Please write back every entry exactly, character for character.

*Record set:*
=== Begin Enclosure ===

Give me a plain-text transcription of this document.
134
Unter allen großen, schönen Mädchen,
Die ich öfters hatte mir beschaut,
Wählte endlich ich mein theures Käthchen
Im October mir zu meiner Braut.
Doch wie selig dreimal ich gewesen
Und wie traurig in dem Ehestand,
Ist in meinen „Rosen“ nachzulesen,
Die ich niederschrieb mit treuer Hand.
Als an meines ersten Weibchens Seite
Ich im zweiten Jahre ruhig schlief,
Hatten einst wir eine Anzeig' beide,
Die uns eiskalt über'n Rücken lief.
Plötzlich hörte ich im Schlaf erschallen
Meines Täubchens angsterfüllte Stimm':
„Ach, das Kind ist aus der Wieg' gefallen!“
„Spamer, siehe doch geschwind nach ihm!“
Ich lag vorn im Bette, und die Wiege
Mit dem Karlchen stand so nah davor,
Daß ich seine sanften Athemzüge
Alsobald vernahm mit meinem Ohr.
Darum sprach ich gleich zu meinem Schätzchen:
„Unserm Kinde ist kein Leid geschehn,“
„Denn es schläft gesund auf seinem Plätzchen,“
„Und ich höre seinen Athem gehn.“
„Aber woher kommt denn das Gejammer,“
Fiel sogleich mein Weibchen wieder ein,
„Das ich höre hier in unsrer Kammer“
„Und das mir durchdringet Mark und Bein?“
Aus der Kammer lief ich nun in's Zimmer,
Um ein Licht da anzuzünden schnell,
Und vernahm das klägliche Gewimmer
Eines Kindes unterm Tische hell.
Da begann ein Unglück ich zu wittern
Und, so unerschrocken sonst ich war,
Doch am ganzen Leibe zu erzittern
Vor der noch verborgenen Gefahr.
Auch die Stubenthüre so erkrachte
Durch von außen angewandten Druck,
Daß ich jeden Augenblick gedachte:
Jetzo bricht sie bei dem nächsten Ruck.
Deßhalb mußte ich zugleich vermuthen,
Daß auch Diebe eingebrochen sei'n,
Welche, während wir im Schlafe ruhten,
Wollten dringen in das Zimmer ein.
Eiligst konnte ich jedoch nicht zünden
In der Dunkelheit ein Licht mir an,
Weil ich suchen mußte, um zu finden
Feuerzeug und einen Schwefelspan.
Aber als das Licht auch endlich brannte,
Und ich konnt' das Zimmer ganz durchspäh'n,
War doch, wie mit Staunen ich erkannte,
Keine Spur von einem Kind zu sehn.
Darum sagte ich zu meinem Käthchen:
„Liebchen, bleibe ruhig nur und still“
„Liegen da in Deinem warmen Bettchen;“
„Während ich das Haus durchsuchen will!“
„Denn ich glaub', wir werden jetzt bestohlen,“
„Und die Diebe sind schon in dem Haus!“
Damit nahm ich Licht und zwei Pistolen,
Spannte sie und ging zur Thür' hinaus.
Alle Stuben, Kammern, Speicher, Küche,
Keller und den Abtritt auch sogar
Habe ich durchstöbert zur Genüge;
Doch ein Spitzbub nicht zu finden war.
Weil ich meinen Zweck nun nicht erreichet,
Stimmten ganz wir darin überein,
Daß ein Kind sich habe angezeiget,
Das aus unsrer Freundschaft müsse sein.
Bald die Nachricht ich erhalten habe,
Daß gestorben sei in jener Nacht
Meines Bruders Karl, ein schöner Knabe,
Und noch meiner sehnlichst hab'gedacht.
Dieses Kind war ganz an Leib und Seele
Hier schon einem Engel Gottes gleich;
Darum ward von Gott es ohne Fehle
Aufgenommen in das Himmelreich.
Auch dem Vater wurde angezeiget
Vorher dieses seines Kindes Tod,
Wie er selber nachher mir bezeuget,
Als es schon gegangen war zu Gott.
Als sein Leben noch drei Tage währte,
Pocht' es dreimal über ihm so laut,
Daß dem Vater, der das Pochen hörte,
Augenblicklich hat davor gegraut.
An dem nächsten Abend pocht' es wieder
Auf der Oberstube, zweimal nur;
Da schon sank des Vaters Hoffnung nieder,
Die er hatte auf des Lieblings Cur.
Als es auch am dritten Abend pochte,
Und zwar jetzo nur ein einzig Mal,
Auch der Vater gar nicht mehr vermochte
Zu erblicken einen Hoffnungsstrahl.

=== End Enclosure ===

*Finished task:*
Give me a plain-text transcription of this document.
134
Unter allen großen, schönen Mädchen,
Die ich öfters hatte mir beschaut,
Wählte endlich ich mein theures Käthchen
Im October mir zu meiner Braut.
Doch wie selig dreimal ich gewesen
Und wie traurig in dem Ehestand,
Ist in meinen „Rosen“ nachzulesen,
Die ich niederschrieb mit treuer Hand.
Als an meines ersten Weibchens Seite
Ich im zweiten Jahre ruhig schlief,
Hatten einst wir eine Anzeig' beide,
Die uns eiskalt über'n Rücken lief.
Plötzlich hörte ich im Schlaf erschallen
Meines Täubchens angsterfüllte Stimm':
„Ach, das Kind ist aus der Wieg' gefallen!“
„Spamer, siehe doch geschwind nach ihm!“
Ich lag vorn im Bette, und die Wiege
Mit dem Karlchen stand so nah davor,
Daß ich seine sanften Athemzüge
Alsobald vernahm mit meinem Ohr.
Darum sprach ich gleich zu meinem Schätzchen:
„Unserm Kinde ist kein Leid geschehn,“
„Denn es schläft gesund auf seinem Plätzchen,“
„Und ich höre seinen Athem gehn.“
„Aber woher kommt denn das Gejammer,“
Fiel sogleich mein Weibchen wieder ein,
„Das ich höre hier in unsrer Kammer“
„Und das mir durchdringet Mark und Bein?“
Aus der Kammer lief ich nun in's Zimmer,
Um ein Licht da anzuzünden schnell,
Und vernahm das klägliche Gewimmer
Eines Kindes unterm Tische hell.
Da begann ein Unglück ich zu wittern
Und, so unerschrocken sonst ich war,
Doch am ganzen Leibe zu erzittern
Vor der noch verborgenen Gefahr.
Auch die Stubenthüre so erkrachte
Durch von außen angewandten Druck,
Daß ich jeden Augenblick gedachte:
Jetzo bricht sie bei dem nächsten Ruck.
Deßhalb mußte ich zugleich vermuthen,
Daß auch Diebe eingebrochen sei'n,
Welche, während wir im Schlafe ruhten,
Wollten dringen in das Zimmer ein.
Eiligst konnte ich jedoch nicht zünden
In der Dunkelheit ein Licht mir an,
Weil ich suchen mußte, um zu finden
Feuerzeug und einen Schwefelspan.
Aber als das Licht auch endlich brannte,
Und ich konnt' das Zimmer ganz durchspäh'n,
War doch, wie mit Staunen ich erkannte,
Keine Spur von einem Kind zu sehn.
Darum sagte ich zu meinem Käthchen:
„Liebchen, bleibe ruhig nur und still“
„Liegen da in Deinem warmen Bettchen;“
„Während ich das Haus durchsuchen will!“
„Denn ich glaub', wir werden jetzt bestohlen,“
„Und die Diebe sind schon in dem Haus!“
Damit nahm ich Licht und zwei Pistolen,
Spannte sie und ging zur Thür' hinaus.
Alle Stuben, Kammern, Speicher, Küche,
Keller und den Abtritt auch sogar
Habe ich durchstöbert zur Genüge;
Doch ein Spitzbub nicht zu finden war.
Weil ich meinen Zweck nun nicht erreichet,
Stimmten ganz wir darin überein,
Daß ein Kind sich habe angezeiget,
Das aus unsrer Freundschaft müsse sein.
Bald die Nachricht ich erhalten habe,
Daß gestorben sei in jener Nacht
Meines Bruders Karl, ein schöner Knabe,
Und noch meiner sehnlichst hab'gedacht.
Dieses Kind war ganz an Leib und Seele
Hier schon einem Engel Gottes gleich;
Darum ward von Gott es ohne Fehle
Aufgenommen in das Himmelreich.
Auch dem Vater wurde angezeiget
Vorher dieses seines Kindes Tod,
Wie er selber nachher mir bezeuget,
Als es schon gegangen war zu Gott.
Als sein Leben noch drei Tage währte,
Pocht' es dreimal über ihm so laut,
Daß dem Vater, der das Pochen hörte,
Augenblicklich hat davor gegraut.
An dem nächsten Abend pocht' es wieder
Auf der Oberstube, zweimal nur;
Da schon sank des Vaters Hoffnung nieder,
Die er hatte auf des Lieblings Cur.
Als es auch am dritten Abend pochte,
Und zwar jetzo nur ein einzig Mal,
Auch der Vater gar nicht mehr vermochte
Zu erblicken einen Hoffnungsstrahl.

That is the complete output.